Work order: Repeat the whole listing below with nothing added or dropped.

——

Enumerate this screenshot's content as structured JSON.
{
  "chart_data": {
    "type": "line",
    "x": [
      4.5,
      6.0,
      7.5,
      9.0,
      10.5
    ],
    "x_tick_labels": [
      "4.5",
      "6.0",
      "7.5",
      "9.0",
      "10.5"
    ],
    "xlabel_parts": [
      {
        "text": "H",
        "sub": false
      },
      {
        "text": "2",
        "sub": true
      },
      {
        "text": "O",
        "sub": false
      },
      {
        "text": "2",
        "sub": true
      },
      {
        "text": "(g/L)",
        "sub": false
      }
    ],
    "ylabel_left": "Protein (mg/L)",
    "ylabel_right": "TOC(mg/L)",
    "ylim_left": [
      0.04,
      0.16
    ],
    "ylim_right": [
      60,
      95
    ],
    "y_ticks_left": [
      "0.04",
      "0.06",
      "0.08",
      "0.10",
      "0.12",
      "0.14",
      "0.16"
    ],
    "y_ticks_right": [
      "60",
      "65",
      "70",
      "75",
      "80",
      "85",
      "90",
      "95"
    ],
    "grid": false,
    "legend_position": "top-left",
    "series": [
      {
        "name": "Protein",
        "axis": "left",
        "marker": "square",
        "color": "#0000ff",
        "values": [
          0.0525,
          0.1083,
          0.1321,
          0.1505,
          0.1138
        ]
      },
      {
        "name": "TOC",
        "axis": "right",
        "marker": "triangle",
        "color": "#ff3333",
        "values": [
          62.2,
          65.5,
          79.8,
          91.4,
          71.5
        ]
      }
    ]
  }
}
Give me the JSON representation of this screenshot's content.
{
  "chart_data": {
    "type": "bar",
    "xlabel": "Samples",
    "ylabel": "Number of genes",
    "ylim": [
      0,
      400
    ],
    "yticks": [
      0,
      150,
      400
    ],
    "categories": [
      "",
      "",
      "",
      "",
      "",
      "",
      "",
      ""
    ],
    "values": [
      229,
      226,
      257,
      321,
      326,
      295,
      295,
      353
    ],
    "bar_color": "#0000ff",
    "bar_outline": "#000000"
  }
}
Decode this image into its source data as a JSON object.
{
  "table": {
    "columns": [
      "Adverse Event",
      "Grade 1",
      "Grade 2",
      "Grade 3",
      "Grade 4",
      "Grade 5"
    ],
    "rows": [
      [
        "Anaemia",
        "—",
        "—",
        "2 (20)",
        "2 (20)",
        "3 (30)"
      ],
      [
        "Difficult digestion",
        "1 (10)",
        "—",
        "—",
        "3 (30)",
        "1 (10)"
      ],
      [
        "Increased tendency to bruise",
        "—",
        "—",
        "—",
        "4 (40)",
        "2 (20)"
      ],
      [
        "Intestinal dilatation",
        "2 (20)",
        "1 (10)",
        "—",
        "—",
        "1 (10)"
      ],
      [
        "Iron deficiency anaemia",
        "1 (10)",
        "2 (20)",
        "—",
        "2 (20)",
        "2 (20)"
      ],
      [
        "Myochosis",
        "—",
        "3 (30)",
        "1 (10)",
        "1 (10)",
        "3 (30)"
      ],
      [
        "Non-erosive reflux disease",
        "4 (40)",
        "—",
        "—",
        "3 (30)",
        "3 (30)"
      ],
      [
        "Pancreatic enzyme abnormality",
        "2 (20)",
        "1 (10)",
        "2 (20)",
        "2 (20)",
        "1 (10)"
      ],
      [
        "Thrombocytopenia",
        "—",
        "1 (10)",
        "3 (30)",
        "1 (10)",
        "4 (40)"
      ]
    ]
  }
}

——

Result for this exercise:
Enumerate this screenshot's content as structured JSON.
{
  "chart_data": {
    "type": "line",
    "x": [
      4.5,
      6.0,
      7.5,
      9.0,
      10.5
    ],
    "x_tick_labels": [
      "4.5",
      "6.0",
      "7.5",
      "9.0",
      "10.5"
    ],
    "xlabel_parts": [
      {
        "text": "H",
        "sub": false
      },
      {
        "text": "2",
        "sub": true
      },
      {
        "text": "O",
        "sub": false
      },
      {
        "text": "2",
        "sub": true
      },
      {
        "text": "(g/L)",
        "sub": false
      }
    ],
    "ylabel_left": "Protein (mg/L)",
    "ylabel_right": "TOC(mg/L)",
    "ylim_left": [
      0.04,
      0.16
    ],
    "ylim_right": [
      60,
      95
    ],
    "y_ticks_left": [
      "0.04",
      "0.06",
      "0.08",
      "0.10",
      "0.12",
      "0.14",
      "0.16"
    ],
    "y_ticks_right": [
      "60",
      "65",
      "70",
      "75",
      "80",
      "85",
      "90",
      "95"
    ],
    "grid": false,
    "legend_position": "top-left",
    "series": [
      {
        "name": "Protein",
        "axis": "left",
        "marker": "square",
        "color": "#0000ff",
        "values": [
          0.0525,
          0.1083,
          0.1321,
          0.1505,
          0.1138
        ]
      },
      {
        "name": "TOC",
        "axis": "right",
        "marker": "triangle",
        "color": "#ff3333",
        "values": [
          62.2,
          65.5,
          79.8,
          91.4,
          71.5
        ]
      }
    ]
  }
}
Give me the JSON representation of this screenshot's content.
{
  "chart_data": {
    "type": "bar",
    "xlabel": "Samples",
    "ylabel": "Number of genes",
    "ylim": [
      0,
      400
    ],
    "yticks": [
      0,
      150,
      400
    ],
    "categories": [
      "",
      "",
      "",
      "",
      "",
      "",
      "",
      ""
    ],
    "values": [
      229,
      226,
      257,
      321,
      326,
      295,
      295,
      353
    ],
    "bar_color": "#0000ff",
    "bar_outline": "#000000"
  }
}
Decode this image into its source data as a JSON object.
{
  "table": {
    "columns": [
      "Adverse Event",
      "Grade 1",
      "Grade 2",
      "Grade 3",
      "Grade 4",
      "Grade 5"
    ],
    "rows": [
      [
        "Anaemia",
        "—",
        "—",
        "2 (20)",
        "2 (20)",
        "3 (30)"
      ],
      [
        "Difficult digestion",
        "1 (10)",
        "—",
        "—",
        "3 (30)",
        "1 (10)"
      ],
      [
        "Increased tendency to bruise",
        "—",
        "—",
        "—",
        "4 (40)",
        "2 (20)"
      ],
      [
        "Intestinal dilatation",
        "2 (20)",
        "1 (10)",
        "—",
        "—",
        "1 (10)"
      ],
      [
        "Iron deficiency anaemia",
        "1 (10)",
        "2 (20)",
        "—",
        "2 (20)",
        "2 (20)"
      ],
      [
        "Myochosis",
        "—",
        "3 (30)",
        "1 (10)",
        "1 (10)",
        "3 (30)"
      ],
      [
        "Non-erosive reflux disease",
        "4 (40)",
        "—",
        "—",
        "3 (30)",
        "3 (30)"
      ],
      [
        "Pancreatic enzyme abnormality",
        "2 (20)",
        "1 (10)",
        "2 (20)",
        "2 (20)",
        "1 (10)"
      ],
      [
        "Thrombocytopenia",
        "—",
        "1 (10)",
        "3 (30)",
        "1 (10)",
        "4 (40)"
      ]
    ]
  }
}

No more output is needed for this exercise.